* TO BE DONE
Gather up the lines that contain "JSON".

○ ○ ○ ○ ○

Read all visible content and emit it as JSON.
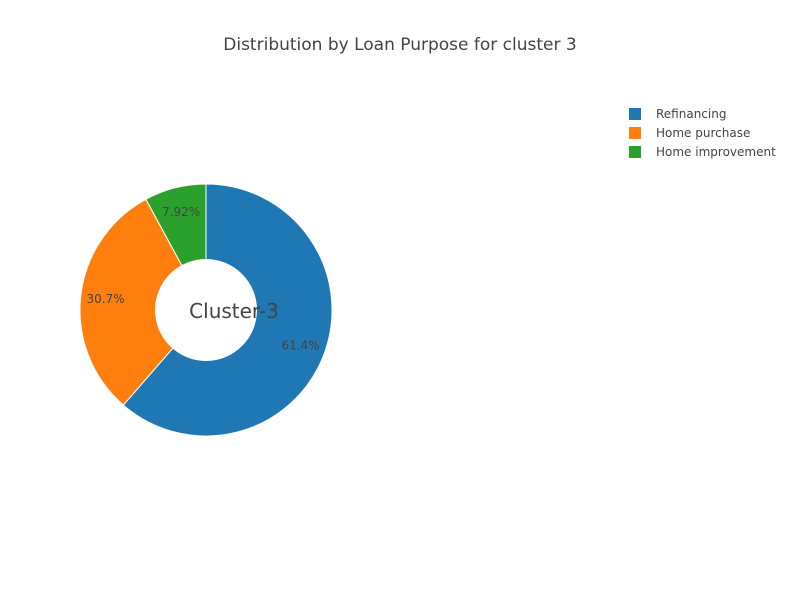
{
  "chart_data": {
    "type": "pie",
    "title": "Distribution by Loan Purpose for cluster 3",
    "center_label": "Cluster-3",
    "hole": true,
    "labels": [
      "Refinancing",
      "Home purchase",
      "Home improvement"
    ],
    "values": [
      61.4,
      30.7,
      7.92
    ],
    "value_labels": [
      "61.4%",
      "30.7%",
      "7.92%"
    ],
    "colors": [
      "#1f77b4",
      "#ff7f0e",
      "#2ca02c"
    ],
    "legend": {
      "placement": "top-right",
      "entries": [
        "Refinancing",
        "Home purchase",
        "Home improvement"
      ]
    }
  }
}
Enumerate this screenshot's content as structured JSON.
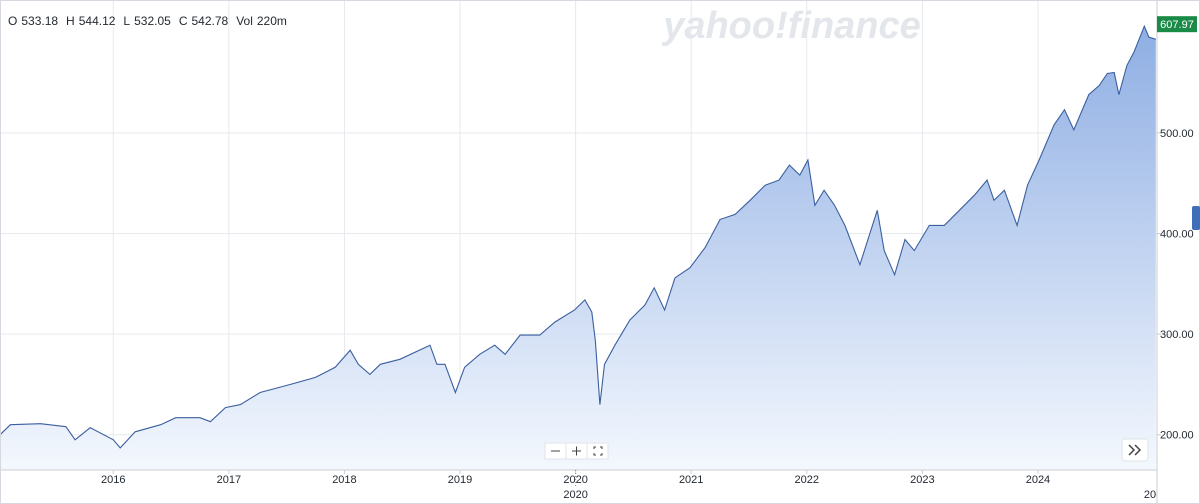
{
  "chart_data": {
    "type": "area",
    "watermark": "yahoo!finance",
    "ohlc": [
      {
        "label": "O",
        "value": 533.18
      },
      {
        "label": "H",
        "value": 544.12
      },
      {
        "label": "L",
        "value": 532.05
      },
      {
        "label": "C",
        "value": 542.78
      },
      {
        "label": "Vol",
        "value": "220m"
      }
    ],
    "last_price": 607.97,
    "crosshair_label": "2020",
    "edge_label": "20",
    "color": "#3b5f9f",
    "fill_top": "#8eaee3",
    "fill_bottom": "#f4f8fe",
    "x": [
      2015.02,
      2015.11,
      2015.37,
      2015.59,
      2015.67,
      2015.8,
      2016.0,
      2016.06,
      2016.19,
      2016.41,
      2016.54,
      2016.75,
      2016.84,
      2016.97,
      2017.1,
      2017.27,
      2017.53,
      2017.75,
      2017.92,
      2018.05,
      2018.12,
      2018.22,
      2018.31,
      2018.48,
      2018.74,
      2018.8,
      2018.87,
      2018.96,
      2019.04,
      2019.17,
      2019.3,
      2019.39,
      2019.52,
      2019.69,
      2019.82,
      2019.99,
      2020.08,
      2020.14,
      2020.17,
      2020.21,
      2020.25,
      2020.34,
      2020.47,
      2020.6,
      2020.68,
      2020.77,
      2020.86,
      2020.99,
      2021.12,
      2021.25,
      2021.38,
      2021.51,
      2021.64,
      2021.76,
      2021.85,
      2021.94,
      2022.01,
      2022.07,
      2022.15,
      2022.24,
      2022.33,
      2022.46,
      2022.54,
      2022.61,
      2022.67,
      2022.76,
      2022.85,
      2022.93,
      2023.06,
      2023.19,
      2023.32,
      2023.45,
      2023.56,
      2023.62,
      2023.71,
      2023.82,
      2023.91,
      2024.01,
      2024.14,
      2024.23,
      2024.31,
      2024.44,
      2024.53,
      2024.6,
      2024.66,
      2024.7,
      2024.77,
      2024.83,
      2024.92,
      2024.96,
      2025.02
    ],
    "values": [
      200,
      210,
      211,
      208,
      195,
      207,
      195,
      187,
      203,
      210,
      217,
      217,
      213,
      227,
      230,
      242,
      250,
      257,
      267,
      284,
      270,
      260,
      270,
      275,
      289,
      270,
      270,
      242,
      267,
      280,
      289,
      280,
      299,
      299,
      312,
      324,
      334,
      322,
      294,
      230,
      270,
      289,
      314,
      329,
      346,
      324,
      356,
      366,
      386,
      414,
      419,
      433,
      448,
      453,
      468,
      458,
      473,
      428,
      443,
      428,
      408,
      369,
      398,
      423,
      383,
      359,
      394,
      383,
      408,
      408,
      423,
      438,
      453,
      433,
      443,
      408,
      448,
      473,
      508,
      523,
      503,
      538,
      547,
      559,
      560,
      538,
      567,
      580,
      606,
      595,
      593
    ],
    "xlim": [
      2015.02,
      2025.03
    ],
    "xticks": [
      2016,
      2017,
      2018,
      2019,
      2020,
      2021,
      2022,
      2023,
      2024
    ],
    "ylim": [
      165,
      632
    ],
    "yticks": [
      {
        "value": 200,
        "label": "200.00"
      },
      {
        "value": 300,
        "label": "300.00"
      },
      {
        "value": 400,
        "label": "400.00"
      },
      {
        "value": 500,
        "label": "500.00"
      }
    ],
    "grid": true
  }
}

○ ○ ○ ○ ○

* RESPONSE TO THIS TASK
Read all visible content and emit it as JSON.
Enumerate this screenshot's content as structured JSON.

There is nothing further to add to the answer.